» **WRITTEN PROBLEM**:
Retype every row below word for word, and leave the pictures out of your answer.

» **RECORDS SHOWN**:
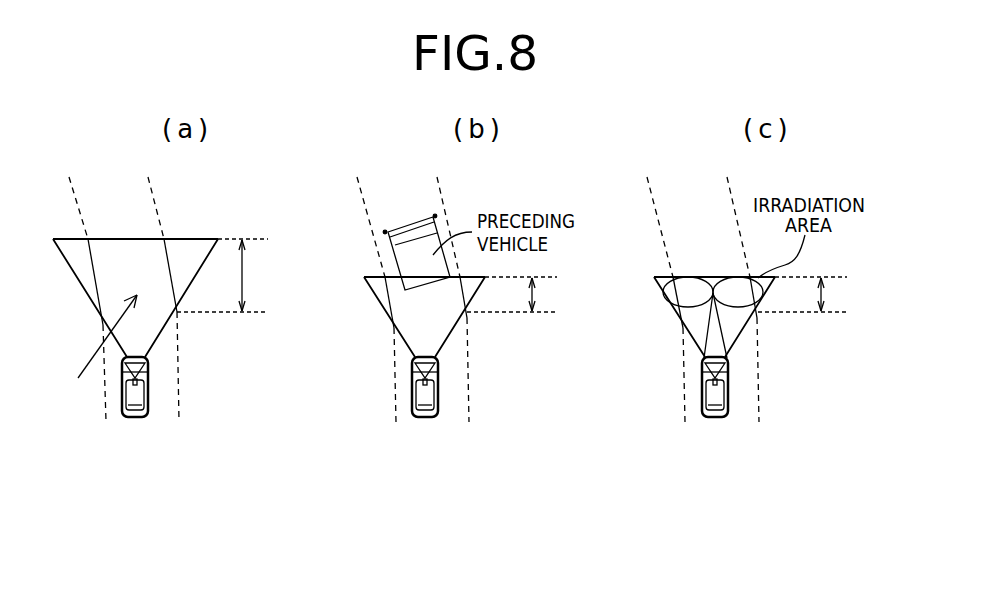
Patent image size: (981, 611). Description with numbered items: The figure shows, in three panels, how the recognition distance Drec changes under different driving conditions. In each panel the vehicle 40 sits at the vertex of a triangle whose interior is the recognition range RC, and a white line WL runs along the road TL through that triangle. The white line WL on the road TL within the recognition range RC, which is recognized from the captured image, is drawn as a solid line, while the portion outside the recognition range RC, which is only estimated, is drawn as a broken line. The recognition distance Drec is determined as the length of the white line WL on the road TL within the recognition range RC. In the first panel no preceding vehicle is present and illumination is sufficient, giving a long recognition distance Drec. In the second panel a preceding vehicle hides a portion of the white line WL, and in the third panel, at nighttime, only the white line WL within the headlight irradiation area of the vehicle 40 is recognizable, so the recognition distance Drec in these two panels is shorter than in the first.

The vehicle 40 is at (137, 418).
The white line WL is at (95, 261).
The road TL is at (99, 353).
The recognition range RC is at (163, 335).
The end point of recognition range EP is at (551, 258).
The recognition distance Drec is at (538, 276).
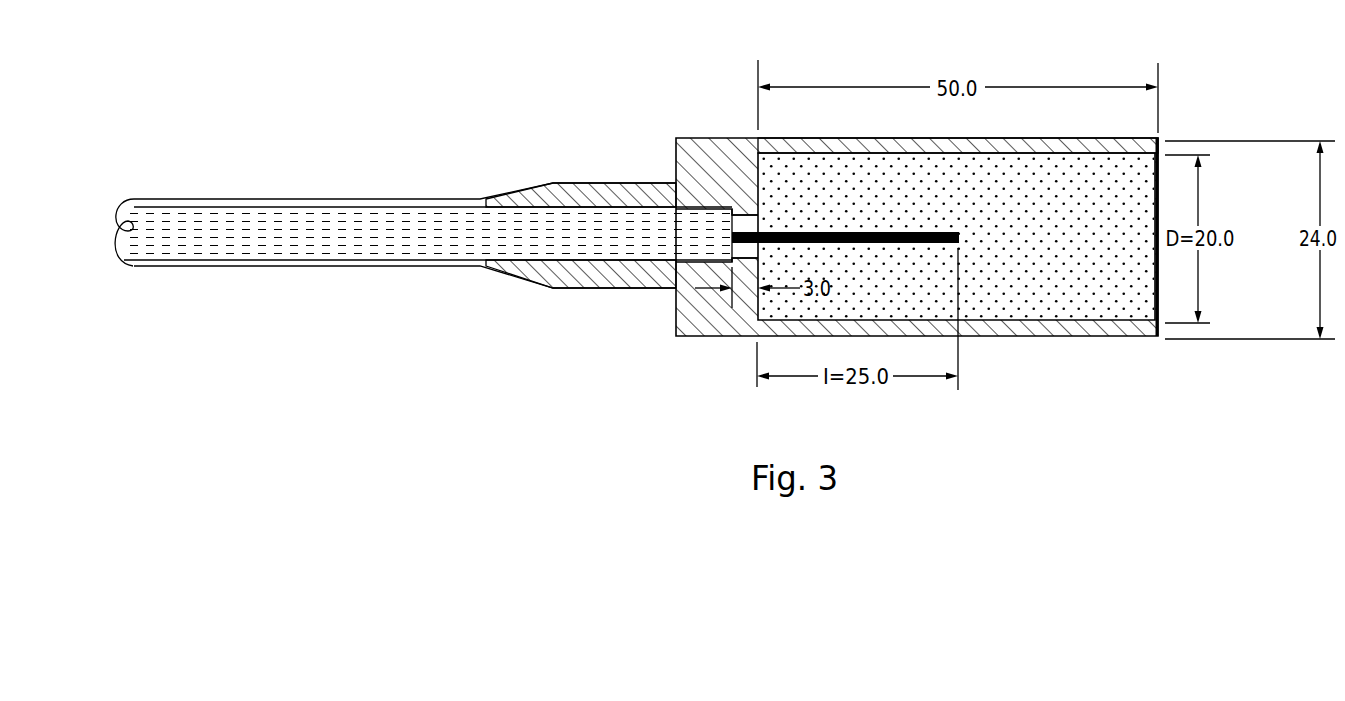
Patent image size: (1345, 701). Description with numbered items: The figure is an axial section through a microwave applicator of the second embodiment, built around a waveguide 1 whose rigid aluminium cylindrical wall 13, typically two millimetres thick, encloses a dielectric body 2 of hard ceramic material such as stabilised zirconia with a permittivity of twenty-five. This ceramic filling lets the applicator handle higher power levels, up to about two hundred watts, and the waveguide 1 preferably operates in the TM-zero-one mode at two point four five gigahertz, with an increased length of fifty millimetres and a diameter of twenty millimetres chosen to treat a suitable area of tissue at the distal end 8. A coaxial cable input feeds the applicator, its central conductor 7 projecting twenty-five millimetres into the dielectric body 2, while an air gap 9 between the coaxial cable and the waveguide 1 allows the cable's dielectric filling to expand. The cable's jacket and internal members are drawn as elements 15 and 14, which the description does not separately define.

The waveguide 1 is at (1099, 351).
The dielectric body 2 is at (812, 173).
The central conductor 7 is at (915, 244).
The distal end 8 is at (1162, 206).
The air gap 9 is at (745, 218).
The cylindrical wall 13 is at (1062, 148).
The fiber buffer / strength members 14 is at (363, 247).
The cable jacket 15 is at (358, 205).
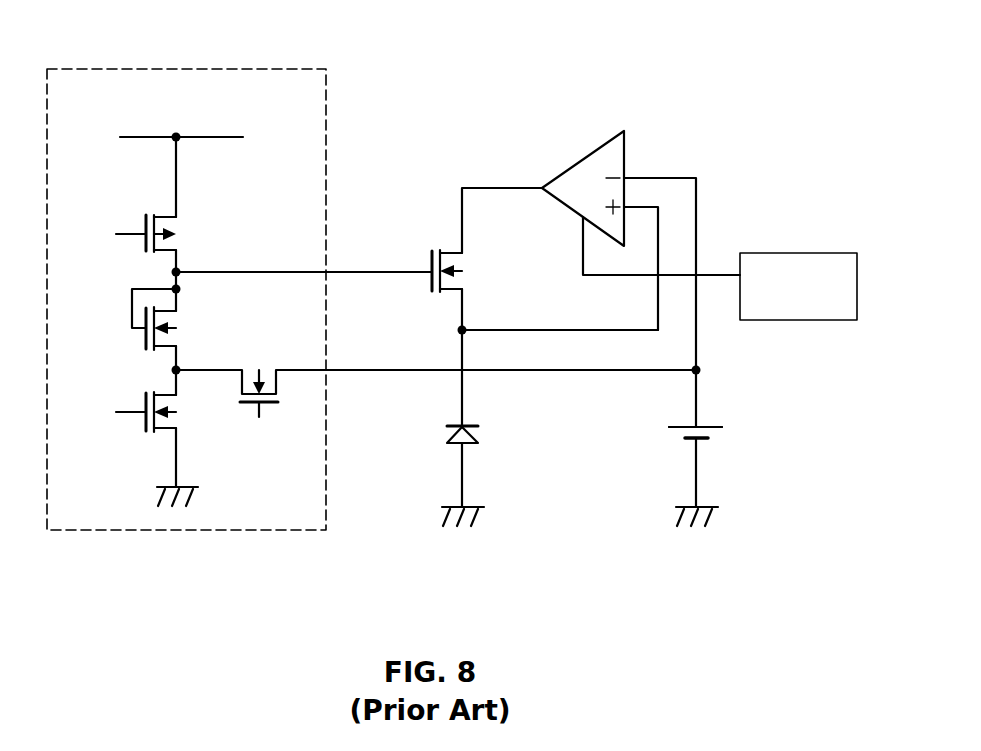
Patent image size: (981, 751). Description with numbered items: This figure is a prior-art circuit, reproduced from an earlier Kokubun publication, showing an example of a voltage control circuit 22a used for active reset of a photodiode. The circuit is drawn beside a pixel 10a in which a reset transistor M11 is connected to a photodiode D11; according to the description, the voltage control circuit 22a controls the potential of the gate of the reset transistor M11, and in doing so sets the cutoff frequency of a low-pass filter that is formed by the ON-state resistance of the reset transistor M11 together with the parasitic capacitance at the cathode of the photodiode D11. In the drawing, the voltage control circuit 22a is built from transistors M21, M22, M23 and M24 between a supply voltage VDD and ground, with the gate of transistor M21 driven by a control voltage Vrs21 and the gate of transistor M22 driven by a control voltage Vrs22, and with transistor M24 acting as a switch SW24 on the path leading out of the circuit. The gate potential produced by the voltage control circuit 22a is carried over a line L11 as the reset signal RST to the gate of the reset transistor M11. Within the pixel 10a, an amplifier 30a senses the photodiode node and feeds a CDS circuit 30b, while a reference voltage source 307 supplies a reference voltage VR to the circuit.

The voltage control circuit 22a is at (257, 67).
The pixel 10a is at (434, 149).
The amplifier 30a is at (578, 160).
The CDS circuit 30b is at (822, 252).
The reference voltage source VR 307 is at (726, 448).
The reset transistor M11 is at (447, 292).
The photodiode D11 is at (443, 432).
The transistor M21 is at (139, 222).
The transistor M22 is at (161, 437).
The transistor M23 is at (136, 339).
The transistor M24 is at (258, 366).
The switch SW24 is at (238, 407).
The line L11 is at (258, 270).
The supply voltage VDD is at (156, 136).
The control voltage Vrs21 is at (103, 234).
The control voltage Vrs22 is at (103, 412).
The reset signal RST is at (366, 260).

» **RESULT OF THE EXERCISE**:
Patent image size: (981, 611). Description with numbered items: The figure shows, in three panels, how the recognition distance Drec changes under different driving conditions. In each panel the vehicle 40 sits at the vertex of a triangle whose interior is the recognition range RC, and a white line WL runs along the road TL through that triangle. The white line WL on the road TL within the recognition range RC, which is recognized from the captured image, is drawn as a solid line, while the portion outside the recognition range RC, which is only estimated, is drawn as a broken line. The recognition distance Drec is determined as the length of the white line WL on the road TL within the recognition range RC. In the first panel no preceding vehicle is present and illumination is sufficient, giving a long recognition distance Drec. In the second panel a preceding vehicle hides a portion of the white line WL, and in the third panel, at nighttime, only the white line WL within the headlight irradiation area of the vehicle 40 is recognizable, so the recognition distance Drec in these two panels is shorter than in the first.

The vehicle 40 is at (137, 418).
The white line WL is at (95, 261).
The road TL is at (99, 353).
The recognition range RC is at (163, 335).
The end point of recognition range EP is at (551, 258).
The recognition distance Drec is at (538, 276).
Patent image size: (1345, 701). Description with numbered items: The figure is an axial section through a microwave applicator of the second embodiment, built around a waveguide 1 whose rigid aluminium cylindrical wall 13, typically two millimetres thick, encloses a dielectric body 2 of hard ceramic material such as stabilised zirconia with a permittivity of twenty-five. This ceramic filling lets the applicator handle higher power levels, up to about two hundred watts, and the waveguide 1 preferably operates in the TM-zero-one mode at two point four five gigahertz, with an increased length of fifty millimetres and a diameter of twenty millimetres chosen to treat a suitable area of tissue at the distal end 8. A coaxial cable input feeds the applicator, its central conductor 7 projecting twenty-five millimetres into the dielectric body 2, while an air gap 9 between the coaxial cable and the waveguide 1 allows the cable's dielectric filling to expand. The cable's jacket and internal members are drawn as elements 15 and 14, which the description does not separately define.

The waveguide 1 is at (1099, 351).
The dielectric body 2 is at (812, 173).
The central conductor 7 is at (915, 244).
The distal end 8 is at (1162, 206).
The air gap 9 is at (745, 218).
The cylindrical wall 13 is at (1062, 148).
The fiber buffer / strength members 14 is at (363, 247).
The cable jacket 15 is at (358, 205).
Patent image size: (981, 751). Description with numbered items: This figure is a prior-art circuit, reproduced from an earlier Kokubun publication, showing an example of a voltage control circuit 22a used for active reset of a photodiode. The circuit is drawn beside a pixel 10a in which a reset transistor M11 is connected to a photodiode D11; according to the description, the voltage control circuit 22a controls the potential of the gate of the reset transistor M11, and in doing so sets the cutoff frequency of a low-pass filter that is formed by the ON-state resistance of the reset transistor M11 together with the parasitic capacitance at the cathode of the photodiode D11. In the drawing, the voltage control circuit 22a is built from transistors M21, M22, M23 and M24 between a supply voltage VDD and ground, with the gate of transistor M21 driven by a control voltage Vrs21 and the gate of transistor M22 driven by a control voltage Vrs22, and with transistor M24 acting as a switch SW24 on the path leading out of the circuit. The gate potential produced by the voltage control circuit 22a is carried over a line L11 as the reset signal RST to the gate of the reset transistor M11. Within the pixel 10a, an amplifier 30a senses the photodiode node and feeds a CDS circuit 30b, while a reference voltage source 307 supplies a reference voltage VR to the circuit.

The voltage control circuit 22a is at (257, 67).
The pixel 10a is at (434, 149).
The amplifier 30a is at (578, 160).
The CDS circuit 30b is at (822, 252).
The reference voltage source VR 307 is at (726, 448).
The reset transistor M11 is at (447, 292).
The photodiode D11 is at (443, 432).
The transistor M21 is at (139, 222).
The transistor M22 is at (161, 437).
The transistor M23 is at (136, 339).
The transistor M24 is at (258, 366).
The switch SW24 is at (238, 407).
The line L11 is at (258, 270).
The supply voltage VDD is at (156, 136).
The control voltage Vrs21 is at (103, 234).
The control voltage Vrs22 is at (103, 412).
The reset signal RST is at (366, 260).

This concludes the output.